**Task brief:**
Output the data exactly, with every line intact.

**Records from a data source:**
════════════════════

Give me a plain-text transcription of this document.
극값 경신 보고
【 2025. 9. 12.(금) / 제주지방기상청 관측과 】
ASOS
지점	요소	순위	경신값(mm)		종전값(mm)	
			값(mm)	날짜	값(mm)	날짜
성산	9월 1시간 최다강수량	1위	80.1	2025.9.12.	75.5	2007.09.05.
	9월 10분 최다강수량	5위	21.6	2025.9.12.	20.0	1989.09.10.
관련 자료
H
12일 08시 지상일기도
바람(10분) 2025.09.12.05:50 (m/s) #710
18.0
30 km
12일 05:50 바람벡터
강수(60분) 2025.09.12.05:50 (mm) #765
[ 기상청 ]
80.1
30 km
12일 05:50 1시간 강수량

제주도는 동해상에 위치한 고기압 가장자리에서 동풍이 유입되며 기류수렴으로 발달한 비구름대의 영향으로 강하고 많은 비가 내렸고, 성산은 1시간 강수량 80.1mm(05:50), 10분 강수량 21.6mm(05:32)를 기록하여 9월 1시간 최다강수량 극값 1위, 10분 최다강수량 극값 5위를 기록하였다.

════════════════════

**Task output:**
Give me a plain-text transcription of this document.
극값 경신 보고
【 2025. 9. 12.(금) / 제주지방기상청 관측과 】
ASOS
지점	요소	순위	경신값(mm)		종전값(mm)	
			값(mm)	날짜	값(mm)	날짜
성산	9월 1시간 최다강수량	1위	80.1	2025.9.12.	75.5	2007.09.05.
	9월 10분 최다강수량	5위	21.6	2025.9.12.	20.0	1989.09.10.
관련 자료
H
12일 08시 지상일기도
바람(10분) 2025.09.12.05:50 (m/s) #710
18.0
30 km
12일 05:50 바람벡터
강수(60분) 2025.09.12.05:50 (mm) #765
[ 기상청 ]
80.1
30 km
12일 05:50 1시간 강수량

제주도는 동해상에 위치한 고기압 가장자리에서 동풍이 유입되며 기류수렴으로 발달한 비구름대의 영향으로 강하고 많은 비가 내렸고, 성산은 1시간 강수량 80.1mm(05:50), 10분 강수량 21.6mm(05:32)를 기록하여 9월 1시간 최다강수량 극값 1위, 10분 최다강수량 극값 5위를 기록하였다.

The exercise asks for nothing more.